Task details
In the data, extract each line that holds the string "type".

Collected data
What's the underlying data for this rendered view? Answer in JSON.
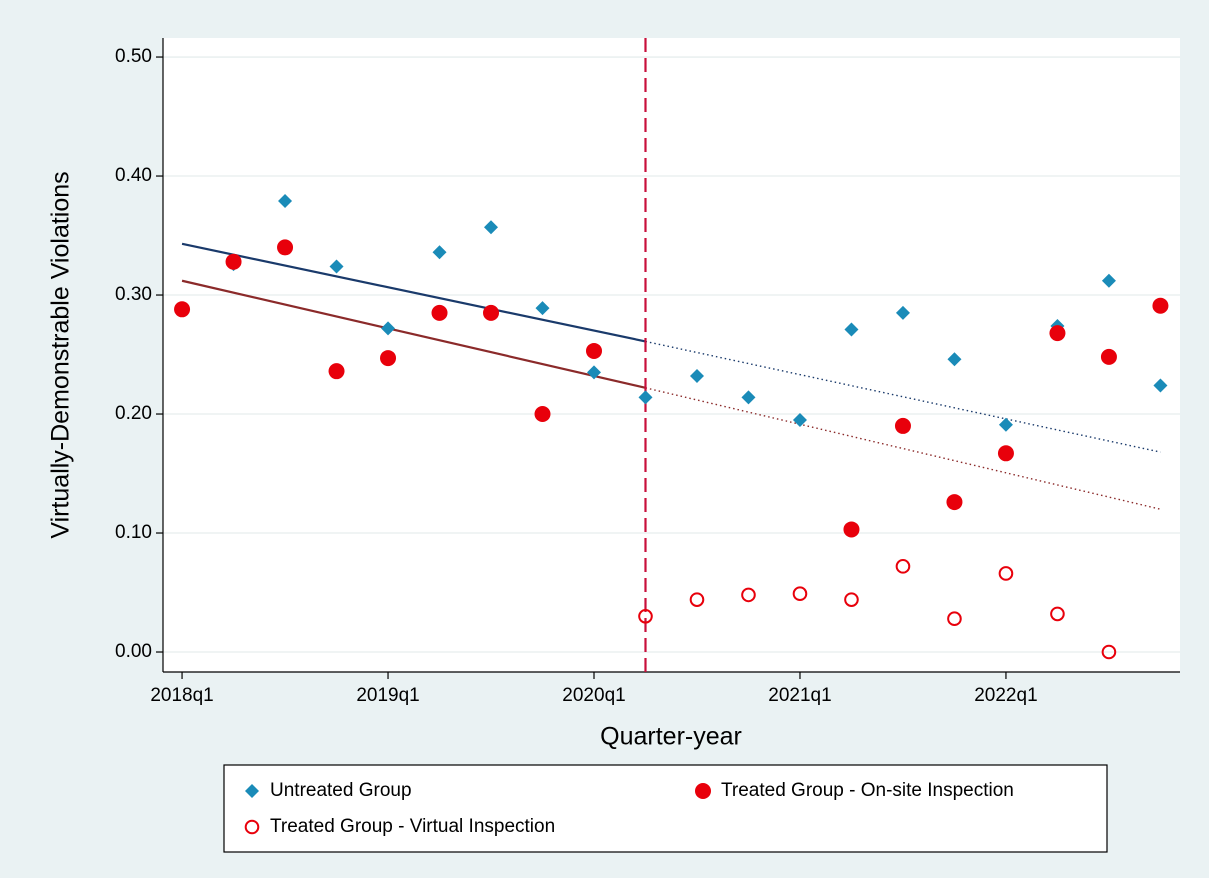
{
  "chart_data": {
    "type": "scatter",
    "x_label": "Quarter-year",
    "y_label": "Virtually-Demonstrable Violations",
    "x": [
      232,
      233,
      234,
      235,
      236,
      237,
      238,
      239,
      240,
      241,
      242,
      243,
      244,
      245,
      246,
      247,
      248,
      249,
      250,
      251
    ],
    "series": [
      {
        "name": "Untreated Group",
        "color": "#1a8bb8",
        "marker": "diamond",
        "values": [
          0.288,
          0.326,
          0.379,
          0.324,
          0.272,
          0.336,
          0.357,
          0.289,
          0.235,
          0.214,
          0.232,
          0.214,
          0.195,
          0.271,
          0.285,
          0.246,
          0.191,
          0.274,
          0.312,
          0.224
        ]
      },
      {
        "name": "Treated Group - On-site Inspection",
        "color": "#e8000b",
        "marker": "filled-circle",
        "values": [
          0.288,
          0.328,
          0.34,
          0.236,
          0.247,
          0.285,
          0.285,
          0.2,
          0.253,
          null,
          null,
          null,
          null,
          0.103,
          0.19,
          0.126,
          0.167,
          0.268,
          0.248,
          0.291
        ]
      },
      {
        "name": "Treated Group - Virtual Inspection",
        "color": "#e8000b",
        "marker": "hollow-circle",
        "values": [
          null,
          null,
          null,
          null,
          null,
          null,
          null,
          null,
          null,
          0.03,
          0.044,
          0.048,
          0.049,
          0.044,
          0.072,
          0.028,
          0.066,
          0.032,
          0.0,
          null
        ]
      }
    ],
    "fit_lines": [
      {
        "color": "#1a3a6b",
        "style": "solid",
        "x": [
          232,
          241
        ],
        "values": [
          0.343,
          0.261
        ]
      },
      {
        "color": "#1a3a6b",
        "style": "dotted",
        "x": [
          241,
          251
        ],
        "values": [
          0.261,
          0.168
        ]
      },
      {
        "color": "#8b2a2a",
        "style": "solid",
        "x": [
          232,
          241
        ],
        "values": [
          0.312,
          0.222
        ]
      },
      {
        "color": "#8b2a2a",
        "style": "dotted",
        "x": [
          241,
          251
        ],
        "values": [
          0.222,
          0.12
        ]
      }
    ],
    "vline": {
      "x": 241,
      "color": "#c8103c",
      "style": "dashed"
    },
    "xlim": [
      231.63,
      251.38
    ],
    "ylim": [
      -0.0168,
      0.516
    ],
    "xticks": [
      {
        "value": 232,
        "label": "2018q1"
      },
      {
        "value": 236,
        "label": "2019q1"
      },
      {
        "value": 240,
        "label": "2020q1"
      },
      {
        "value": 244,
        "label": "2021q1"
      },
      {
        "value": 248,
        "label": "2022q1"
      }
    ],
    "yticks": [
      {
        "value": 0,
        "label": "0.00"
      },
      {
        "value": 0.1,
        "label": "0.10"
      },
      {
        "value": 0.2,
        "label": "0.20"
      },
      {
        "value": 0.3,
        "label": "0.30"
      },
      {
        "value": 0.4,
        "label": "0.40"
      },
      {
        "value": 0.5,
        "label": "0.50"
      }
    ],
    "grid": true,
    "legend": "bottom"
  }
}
...
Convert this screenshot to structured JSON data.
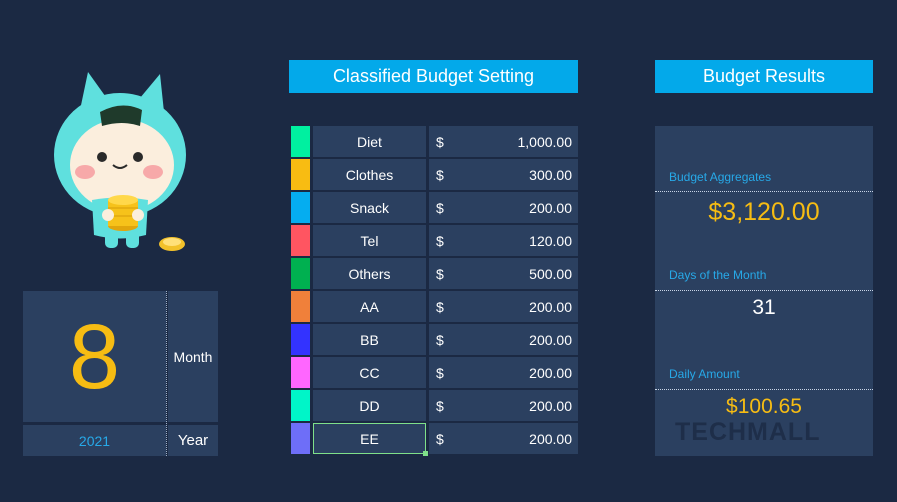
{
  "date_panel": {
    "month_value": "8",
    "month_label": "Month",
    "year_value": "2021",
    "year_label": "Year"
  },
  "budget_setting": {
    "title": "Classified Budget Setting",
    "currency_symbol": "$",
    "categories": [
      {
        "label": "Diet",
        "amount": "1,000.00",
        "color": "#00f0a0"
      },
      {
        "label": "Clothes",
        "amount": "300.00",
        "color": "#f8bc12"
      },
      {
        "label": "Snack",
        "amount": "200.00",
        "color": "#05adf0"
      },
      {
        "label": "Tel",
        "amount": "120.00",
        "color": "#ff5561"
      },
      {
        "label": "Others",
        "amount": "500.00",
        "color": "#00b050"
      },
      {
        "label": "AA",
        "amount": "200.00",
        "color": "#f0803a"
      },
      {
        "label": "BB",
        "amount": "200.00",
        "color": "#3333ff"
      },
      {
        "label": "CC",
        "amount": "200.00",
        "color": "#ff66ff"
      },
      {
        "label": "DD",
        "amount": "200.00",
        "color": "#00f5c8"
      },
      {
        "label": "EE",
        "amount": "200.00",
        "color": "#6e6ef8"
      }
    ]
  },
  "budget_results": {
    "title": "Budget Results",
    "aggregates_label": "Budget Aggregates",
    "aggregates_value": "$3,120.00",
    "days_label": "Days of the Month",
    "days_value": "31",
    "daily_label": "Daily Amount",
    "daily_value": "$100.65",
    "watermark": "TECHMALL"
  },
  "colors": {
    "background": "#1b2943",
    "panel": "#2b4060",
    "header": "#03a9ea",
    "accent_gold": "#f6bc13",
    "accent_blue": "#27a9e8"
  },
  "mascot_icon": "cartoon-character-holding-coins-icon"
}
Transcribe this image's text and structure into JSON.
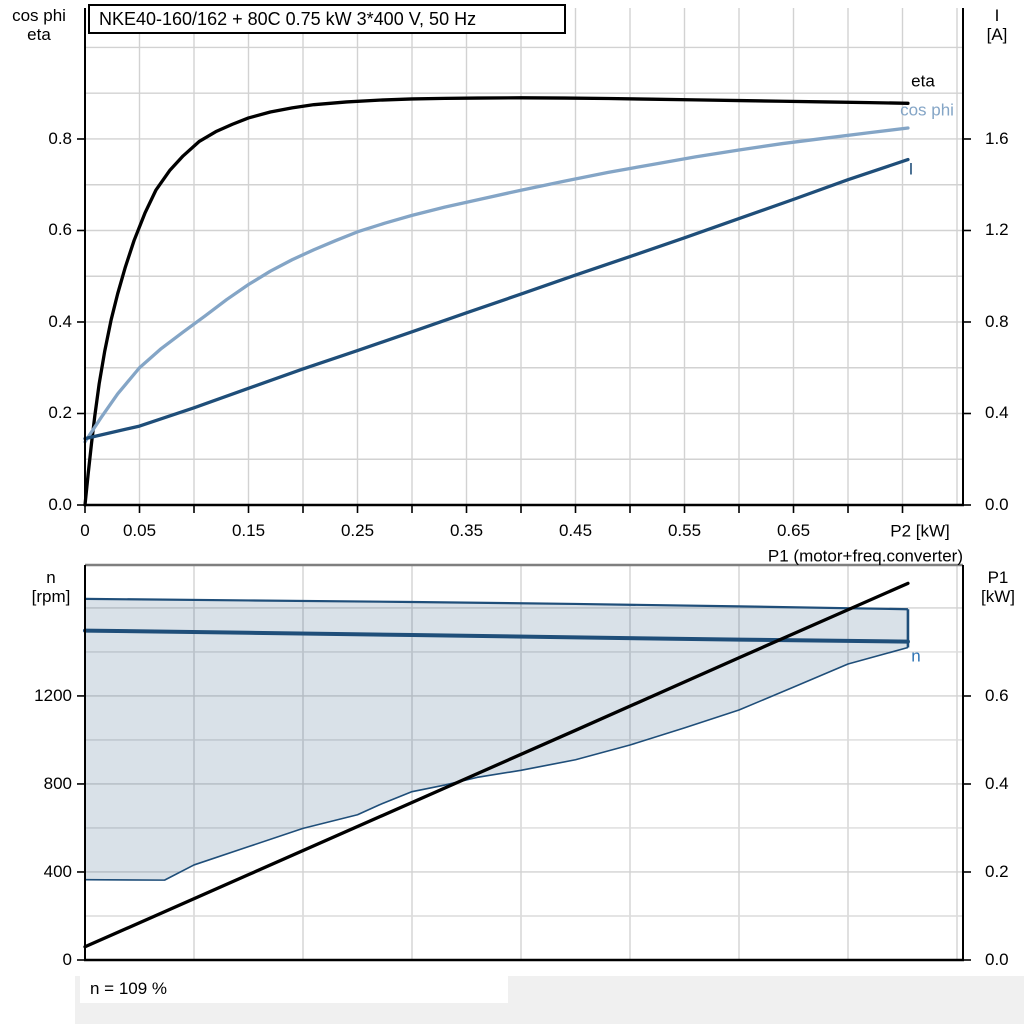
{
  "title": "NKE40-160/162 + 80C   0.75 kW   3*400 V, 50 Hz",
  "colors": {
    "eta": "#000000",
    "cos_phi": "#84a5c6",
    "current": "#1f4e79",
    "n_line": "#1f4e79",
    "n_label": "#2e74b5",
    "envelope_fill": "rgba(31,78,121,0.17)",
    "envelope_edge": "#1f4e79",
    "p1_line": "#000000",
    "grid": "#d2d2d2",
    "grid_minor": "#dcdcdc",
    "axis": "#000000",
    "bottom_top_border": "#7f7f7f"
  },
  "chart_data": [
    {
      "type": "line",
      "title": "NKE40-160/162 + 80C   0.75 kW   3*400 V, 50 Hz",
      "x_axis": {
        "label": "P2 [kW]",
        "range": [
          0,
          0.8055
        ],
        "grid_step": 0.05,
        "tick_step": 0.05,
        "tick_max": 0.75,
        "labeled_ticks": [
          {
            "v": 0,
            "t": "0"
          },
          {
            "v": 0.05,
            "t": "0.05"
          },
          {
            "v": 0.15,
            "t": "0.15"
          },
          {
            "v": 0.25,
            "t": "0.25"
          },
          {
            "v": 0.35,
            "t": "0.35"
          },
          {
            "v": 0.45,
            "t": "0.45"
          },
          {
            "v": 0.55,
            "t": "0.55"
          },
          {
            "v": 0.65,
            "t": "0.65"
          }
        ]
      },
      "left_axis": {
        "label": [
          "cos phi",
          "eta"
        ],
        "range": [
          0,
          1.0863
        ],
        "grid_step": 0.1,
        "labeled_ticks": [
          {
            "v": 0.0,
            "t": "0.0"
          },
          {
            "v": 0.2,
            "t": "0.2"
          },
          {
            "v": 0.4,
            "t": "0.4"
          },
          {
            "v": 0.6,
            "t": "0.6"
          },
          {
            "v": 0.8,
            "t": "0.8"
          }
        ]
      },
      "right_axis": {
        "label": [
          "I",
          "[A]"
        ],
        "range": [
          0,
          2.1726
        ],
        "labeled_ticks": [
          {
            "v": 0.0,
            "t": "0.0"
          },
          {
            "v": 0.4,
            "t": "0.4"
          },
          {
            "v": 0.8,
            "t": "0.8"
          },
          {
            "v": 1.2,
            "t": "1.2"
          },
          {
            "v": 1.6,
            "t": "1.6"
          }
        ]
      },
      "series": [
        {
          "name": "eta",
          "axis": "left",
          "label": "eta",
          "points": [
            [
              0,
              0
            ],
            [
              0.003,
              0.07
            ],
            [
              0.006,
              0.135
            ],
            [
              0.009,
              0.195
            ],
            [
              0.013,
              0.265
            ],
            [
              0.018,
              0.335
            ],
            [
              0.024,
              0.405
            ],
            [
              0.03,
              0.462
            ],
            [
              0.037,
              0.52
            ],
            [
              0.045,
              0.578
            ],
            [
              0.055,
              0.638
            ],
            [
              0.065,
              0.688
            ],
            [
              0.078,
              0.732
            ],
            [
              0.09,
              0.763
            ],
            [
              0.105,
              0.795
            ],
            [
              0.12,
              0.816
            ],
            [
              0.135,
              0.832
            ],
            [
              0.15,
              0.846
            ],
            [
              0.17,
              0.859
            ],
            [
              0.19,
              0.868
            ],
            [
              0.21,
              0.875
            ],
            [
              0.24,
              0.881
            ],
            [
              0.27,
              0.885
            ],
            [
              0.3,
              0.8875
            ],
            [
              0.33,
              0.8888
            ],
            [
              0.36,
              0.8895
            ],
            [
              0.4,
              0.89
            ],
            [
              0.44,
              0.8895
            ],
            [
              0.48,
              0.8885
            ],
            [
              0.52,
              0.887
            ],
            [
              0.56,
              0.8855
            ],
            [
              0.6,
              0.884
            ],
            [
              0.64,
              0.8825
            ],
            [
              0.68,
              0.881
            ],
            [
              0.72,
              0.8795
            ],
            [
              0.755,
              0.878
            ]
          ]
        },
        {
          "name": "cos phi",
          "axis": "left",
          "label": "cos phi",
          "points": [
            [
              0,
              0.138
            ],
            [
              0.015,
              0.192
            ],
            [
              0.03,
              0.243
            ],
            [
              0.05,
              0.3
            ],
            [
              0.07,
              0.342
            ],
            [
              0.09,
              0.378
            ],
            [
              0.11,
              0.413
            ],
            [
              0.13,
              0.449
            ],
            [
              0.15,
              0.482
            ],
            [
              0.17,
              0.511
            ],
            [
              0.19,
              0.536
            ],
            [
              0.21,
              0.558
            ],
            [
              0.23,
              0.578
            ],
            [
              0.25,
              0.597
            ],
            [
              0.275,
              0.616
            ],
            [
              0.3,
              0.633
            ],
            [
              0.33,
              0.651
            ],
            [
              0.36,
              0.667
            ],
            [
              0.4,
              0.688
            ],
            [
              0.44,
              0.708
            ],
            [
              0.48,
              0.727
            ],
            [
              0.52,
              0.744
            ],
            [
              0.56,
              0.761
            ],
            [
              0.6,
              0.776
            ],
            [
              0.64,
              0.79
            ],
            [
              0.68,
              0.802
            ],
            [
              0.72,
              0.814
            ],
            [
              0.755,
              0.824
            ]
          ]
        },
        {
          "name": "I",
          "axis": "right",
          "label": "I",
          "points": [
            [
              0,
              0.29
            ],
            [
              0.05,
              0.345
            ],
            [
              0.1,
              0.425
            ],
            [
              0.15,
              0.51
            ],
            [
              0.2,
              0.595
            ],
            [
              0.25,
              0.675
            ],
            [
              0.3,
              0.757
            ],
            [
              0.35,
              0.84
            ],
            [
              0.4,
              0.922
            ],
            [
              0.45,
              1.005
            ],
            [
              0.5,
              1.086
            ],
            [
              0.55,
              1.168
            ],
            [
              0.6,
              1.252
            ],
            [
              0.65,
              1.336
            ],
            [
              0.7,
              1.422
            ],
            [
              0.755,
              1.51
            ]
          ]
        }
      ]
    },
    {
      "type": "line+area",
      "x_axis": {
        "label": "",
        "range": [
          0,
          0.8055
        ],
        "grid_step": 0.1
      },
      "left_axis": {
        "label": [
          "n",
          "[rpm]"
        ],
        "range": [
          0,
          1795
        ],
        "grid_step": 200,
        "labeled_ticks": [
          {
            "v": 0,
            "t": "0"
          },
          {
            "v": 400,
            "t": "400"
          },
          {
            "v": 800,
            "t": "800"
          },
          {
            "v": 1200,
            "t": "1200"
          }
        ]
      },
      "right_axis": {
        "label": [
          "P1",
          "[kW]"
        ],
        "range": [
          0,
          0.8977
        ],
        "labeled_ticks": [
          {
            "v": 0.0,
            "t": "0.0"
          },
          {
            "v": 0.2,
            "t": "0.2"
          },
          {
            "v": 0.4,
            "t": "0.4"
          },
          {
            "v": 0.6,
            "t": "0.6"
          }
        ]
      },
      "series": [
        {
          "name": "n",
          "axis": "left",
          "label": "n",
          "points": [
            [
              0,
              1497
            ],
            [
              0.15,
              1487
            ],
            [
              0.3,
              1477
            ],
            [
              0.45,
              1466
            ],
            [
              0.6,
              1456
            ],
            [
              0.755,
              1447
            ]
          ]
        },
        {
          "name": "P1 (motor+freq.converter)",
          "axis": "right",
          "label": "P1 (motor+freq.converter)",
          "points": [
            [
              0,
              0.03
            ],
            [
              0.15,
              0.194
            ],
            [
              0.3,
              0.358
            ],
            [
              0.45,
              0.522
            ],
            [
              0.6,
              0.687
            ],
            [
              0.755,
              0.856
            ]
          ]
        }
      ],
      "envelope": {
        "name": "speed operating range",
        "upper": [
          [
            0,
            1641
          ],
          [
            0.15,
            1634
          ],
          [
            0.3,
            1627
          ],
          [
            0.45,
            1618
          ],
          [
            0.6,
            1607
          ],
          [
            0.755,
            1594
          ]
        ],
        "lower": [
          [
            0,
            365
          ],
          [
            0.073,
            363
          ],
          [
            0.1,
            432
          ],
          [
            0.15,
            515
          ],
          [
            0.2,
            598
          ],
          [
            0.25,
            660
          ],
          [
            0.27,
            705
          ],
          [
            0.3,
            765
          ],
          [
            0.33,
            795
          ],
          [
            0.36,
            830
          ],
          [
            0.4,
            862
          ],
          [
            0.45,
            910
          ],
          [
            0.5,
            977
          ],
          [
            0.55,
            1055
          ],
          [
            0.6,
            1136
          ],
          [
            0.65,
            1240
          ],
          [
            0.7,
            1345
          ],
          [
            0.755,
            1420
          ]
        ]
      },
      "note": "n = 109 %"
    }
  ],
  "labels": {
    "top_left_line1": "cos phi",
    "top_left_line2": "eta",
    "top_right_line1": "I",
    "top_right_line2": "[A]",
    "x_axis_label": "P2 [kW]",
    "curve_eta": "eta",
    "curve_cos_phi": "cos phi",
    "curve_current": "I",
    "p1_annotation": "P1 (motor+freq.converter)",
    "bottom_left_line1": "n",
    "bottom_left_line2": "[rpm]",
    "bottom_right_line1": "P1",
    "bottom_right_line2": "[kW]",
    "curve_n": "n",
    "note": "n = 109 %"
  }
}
...
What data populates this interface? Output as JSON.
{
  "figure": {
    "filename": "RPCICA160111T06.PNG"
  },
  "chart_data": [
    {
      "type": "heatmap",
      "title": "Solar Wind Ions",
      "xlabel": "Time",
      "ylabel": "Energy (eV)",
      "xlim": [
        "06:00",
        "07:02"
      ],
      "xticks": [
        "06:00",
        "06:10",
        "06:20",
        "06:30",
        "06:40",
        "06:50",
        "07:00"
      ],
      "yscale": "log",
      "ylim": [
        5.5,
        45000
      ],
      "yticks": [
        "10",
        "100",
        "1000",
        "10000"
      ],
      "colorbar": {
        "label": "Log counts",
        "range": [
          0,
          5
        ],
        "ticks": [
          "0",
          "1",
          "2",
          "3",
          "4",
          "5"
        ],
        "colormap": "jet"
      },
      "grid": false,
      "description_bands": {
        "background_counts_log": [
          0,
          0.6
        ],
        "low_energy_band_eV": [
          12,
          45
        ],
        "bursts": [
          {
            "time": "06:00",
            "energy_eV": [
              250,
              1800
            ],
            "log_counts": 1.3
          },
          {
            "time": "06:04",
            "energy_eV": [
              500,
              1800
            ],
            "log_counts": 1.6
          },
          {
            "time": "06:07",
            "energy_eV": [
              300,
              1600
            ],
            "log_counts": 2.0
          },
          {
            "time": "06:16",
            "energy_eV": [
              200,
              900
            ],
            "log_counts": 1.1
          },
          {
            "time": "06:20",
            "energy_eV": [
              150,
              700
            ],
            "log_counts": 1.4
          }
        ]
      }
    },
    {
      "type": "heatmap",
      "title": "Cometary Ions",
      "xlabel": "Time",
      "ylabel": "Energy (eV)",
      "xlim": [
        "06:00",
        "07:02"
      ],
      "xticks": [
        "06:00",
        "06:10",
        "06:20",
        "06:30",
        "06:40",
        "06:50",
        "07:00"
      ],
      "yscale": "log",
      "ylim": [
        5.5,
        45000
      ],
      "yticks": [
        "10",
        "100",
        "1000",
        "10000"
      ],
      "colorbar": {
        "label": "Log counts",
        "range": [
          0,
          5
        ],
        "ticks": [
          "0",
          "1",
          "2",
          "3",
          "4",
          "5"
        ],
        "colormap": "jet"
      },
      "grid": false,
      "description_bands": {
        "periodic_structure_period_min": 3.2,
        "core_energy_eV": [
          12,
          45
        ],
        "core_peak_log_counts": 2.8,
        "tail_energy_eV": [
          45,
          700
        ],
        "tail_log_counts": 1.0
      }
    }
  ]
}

Task output
    "type": "scatter",
      "type": "line",
      "type": "line+area",
      "type": "heatmap",
      "type": "heatmap",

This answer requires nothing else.